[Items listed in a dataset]
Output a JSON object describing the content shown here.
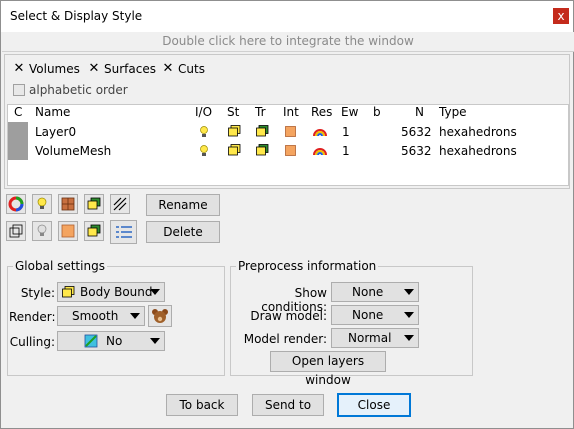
{
  "window": {
    "title": "Select & Display Style",
    "close_glyph": "x",
    "dock_text": "Double click here to integrate the window"
  },
  "filters": {
    "volumes_label": "Volumes",
    "surfaces_label": "Surfaces",
    "cuts_label": "Cuts",
    "alphabetic_label": "alphabetic order"
  },
  "table": {
    "headers": [
      "C",
      "Name",
      "I/O",
      "St",
      "Tr",
      "Int",
      "Res",
      "Ew",
      "b",
      "N",
      "Type"
    ],
    "rows": [
      {
        "name": "Layer0",
        "ew": "1",
        "n": "5632",
        "type": "hexahedrons"
      },
      {
        "name": "VolumeMesh",
        "ew": "1",
        "n": "5632",
        "type": "hexahedrons"
      }
    ]
  },
  "actions": {
    "rename_label": "Rename",
    "delete_label": "Delete"
  },
  "global": {
    "title": "Global settings",
    "style_label": "Style:",
    "style_value": "Body Bound",
    "render_label": "Render:",
    "render_value": "Smooth",
    "culling_label": "Culling:",
    "culling_value": "No"
  },
  "preprocess": {
    "title": "Preprocess information",
    "show_conditions_label": "Show conditions:",
    "show_conditions_value": "None",
    "draw_model_label": "Draw model:",
    "draw_model_value": "None",
    "model_render_label": "Model render:",
    "model_render_value": "Normal",
    "open_layers_label": "Open layers window"
  },
  "footer": {
    "to_back_label": "To back",
    "send_to_label": "Send to",
    "close_label": "Close"
  },
  "colors": {
    "close_red": "#c42b1c",
    "swatch_gray": "#9e9e9e",
    "yellow": "#ffe84a",
    "orange": "#f4a460",
    "green": "#2e8b2e"
  }
}
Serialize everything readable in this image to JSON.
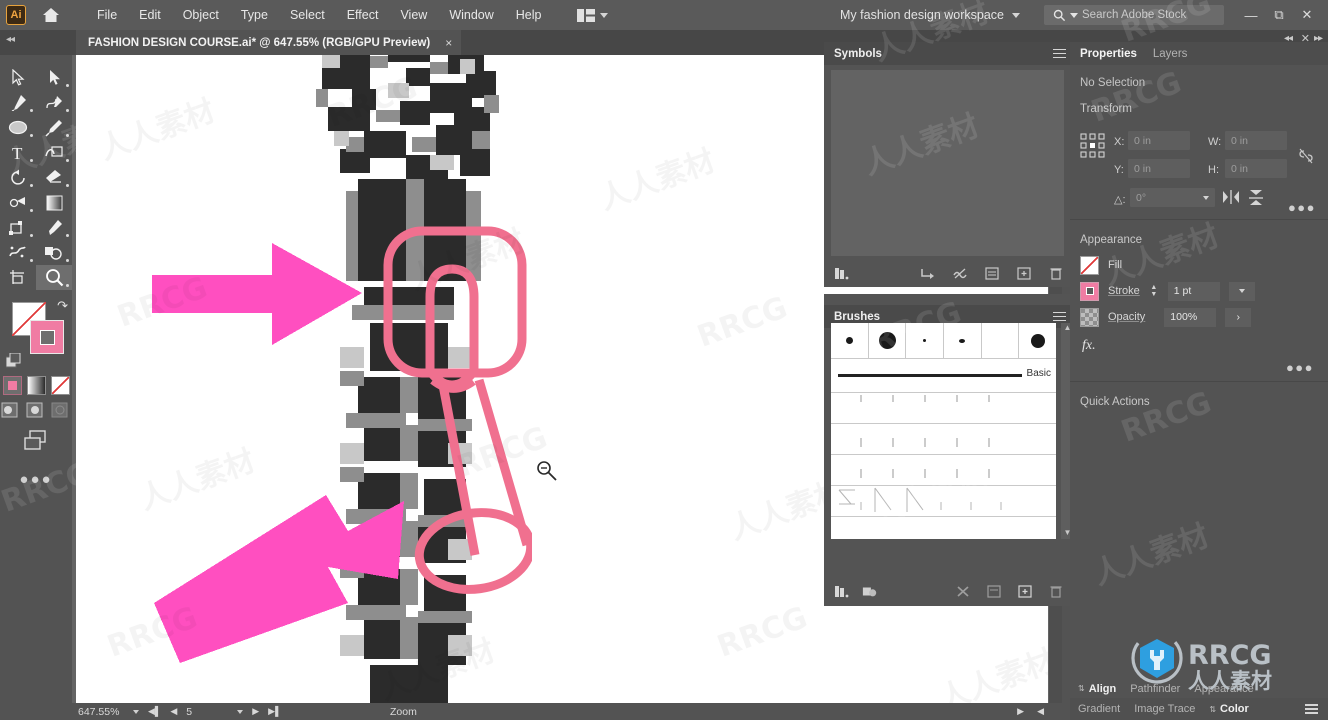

Stated task: Replicate the material above verbatim; images stay out of the copy.

Solution for this problem:
Output a JSON object describing the content shown here.
{
  "window": {
    "title": "Select & Display Style",
    "close_glyph": "x",
    "dock_text": "Double click here to integrate the window"
  },
  "filters": {
    "volumes_label": "Volumes",
    "surfaces_label": "Surfaces",
    "cuts_label": "Cuts",
    "alphabetic_label": "alphabetic order"
  },
  "table": {
    "headers": [
      "C",
      "Name",
      "I/O",
      "St",
      "Tr",
      "Int",
      "Res",
      "Ew",
      "b",
      "N",
      "Type"
    ],
    "rows": [
      {
        "name": "Layer0",
        "ew": "1",
        "n": "5632",
        "type": "hexahedrons"
      },
      {
        "name": "VolumeMesh",
        "ew": "1",
        "n": "5632",
        "type": "hexahedrons"
      }
    ]
  },
  "actions": {
    "rename_label": "Rename",
    "delete_label": "Delete"
  },
  "global": {
    "title": "Global settings",
    "style_label": "Style:",
    "style_value": "Body Bound",
    "render_label": "Render:",
    "render_value": "Smooth",
    "culling_label": "Culling:",
    "culling_value": "No"
  },
  "preprocess": {
    "title": "Preprocess information",
    "show_conditions_label": "Show conditions:",
    "show_conditions_value": "None",
    "draw_model_label": "Draw model:",
    "draw_model_value": "None",
    "model_render_label": "Model render:",
    "model_render_value": "Normal",
    "open_layers_label": "Open layers window"
  },
  "footer": {
    "to_back_label": "To back",
    "send_to_label": "Send to",
    "close_label": "Close"
  },
  "colors": {
    "close_red": "#c42b1c",
    "swatch_gray": "#9e9e9e",
    "yellow": "#ffe84a",
    "orange": "#f4a460",
    "green": "#2e8b2e"
  }
}
Serialize everything readable in this image to JSON.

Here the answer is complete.